** Start Text excerpt **
Instead of simply suggesting what to fill your flute with New Year's Eve, I'd like to take this time to offer a different outlook on bubbles. Sure, they're great for toasting major events, like the end of a year filled with Tea Partiers and spilled oil. But they're also great for sipping—with snacks or without—year-round. So, with this requisite roundup of sparklers comes a resolution to pop a cork not only on the 31st, but maybe again on some random Tuesday in January or movie night in March. After all, what else can you pair with popcorn?

Not to be outdone by Europe, America has created its own breed of effervescent wine (and been duly wrapped on the knuckles for daring to call it champagne).

Champagne is still the most recognizable of the sparkling wines. But, if bubbly is going to become your new go-to aperitif, you'll want to look further than northern France to keep yourself quenched. For an everyday, food-friendly fizzy wine, it's best to err on the dry side. Because bubbles, like spicy food, zap the taste buds (the effect is what we perceive as cleansing the palate), most sparklers are dosed with sugar, which is referred to as dosage. Dry (brut) wines have less dosage; Brut Nature has no dosage at all. And not to make you self-conscious during this caloric time of year, but lower dosage can mean less sugar, which may or may not address one of your other resolutions.
** End Text excerpt **
What to do:
1) Retype the passage of the sparkling wine text between "Champagne is still" and "your other resolutions.", inclusive.
2) Continue the text on sparkling wine from the point where it stops.
** Start Information shown **
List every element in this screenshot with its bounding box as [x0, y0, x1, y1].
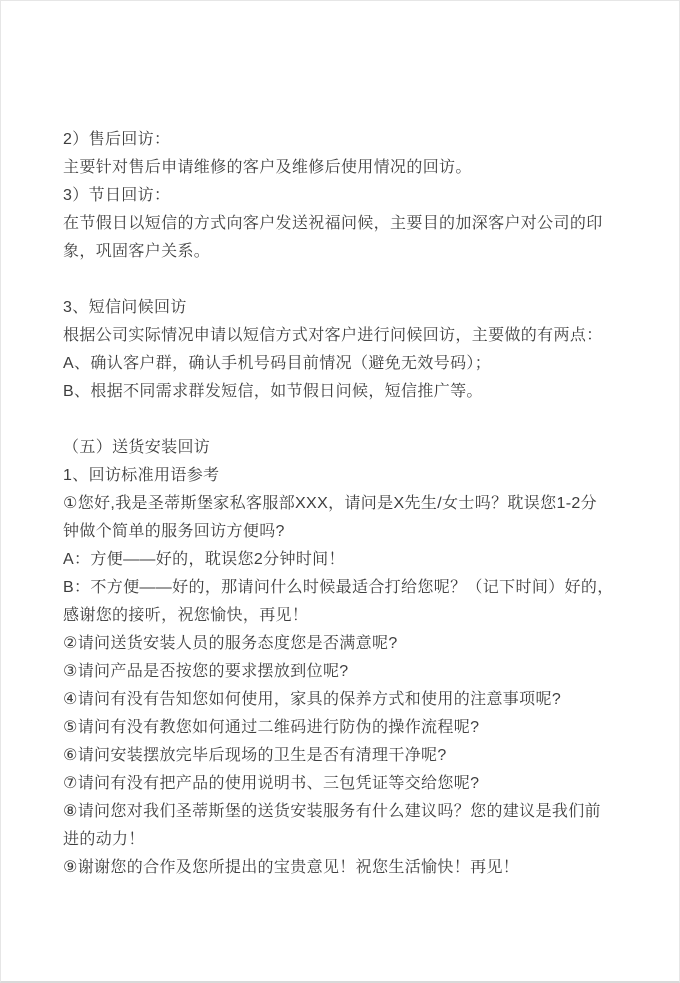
** End Information shown **
Per-task outputs:
1)
Champagne is still the most recognizable of the sparkling wines. But, if bubbly is going to become your new go-to aperitif, you'll want to look further than northern France to keep yourself quenched. For an everyday, food-friendly fizzy wine, it's best to err on the dry side. Because bubbles, like spicy food, zap the taste buds (the effect is what we perceive as cleansing the palate), most sparklers are dosed with sugar, which is referred to as dosage. Dry (brut) wines have less dosage; Brut Nature has no dosage at all. And not to make you self-conscious during this caloric time of year, but lower dosage can mean less sugar, which may or may not address one of your other resolutions.

2)
Thanks to large producers like Freixenet and Codorníu, the Spanish sparkling wine known as cava has become a household name. Made with the méthode champenoise, or "Champagne method," it uses the indigenous Spanish grapes Xarel-lo, Macabeo, and Parellada, although bottlings of Chardonnay and Pinot noir can now be found. Segura Viudas, which is owned by Freixenet but marketed separately, makes a crisp Brut Reserva that can be found for less than $10 and certainly won't do your bowl of popcorn a disservice. Parés Baltà, a much smaller producer that farms its grapes organically, offers a great value Brut Cava for around $15. Break this one out, with its notes of zingy fruit and minerality, for next Friday's toast or, as Ross Bingham of The Natural Wine Company in Brooklyn suggests, with fish tacos.

Of course, France is where sparkling wine was born. And, while Champagne was the originator, it certainly doesn't have the monopoly on bubbles. Just about every winemaking region in the country has a sparkler, often referred to as crémant. The Loire's fine bubbles are aptly called fines bulles and are largely made of Chenin Blanc, which results in a rich, aromatic spumante. Domaine Roches Neuves's Bulles de Roche Saumur Brut also includes a small percentage of Chardonnay and Cabernet Franc for added acidity and structure. It retails for little more than $20.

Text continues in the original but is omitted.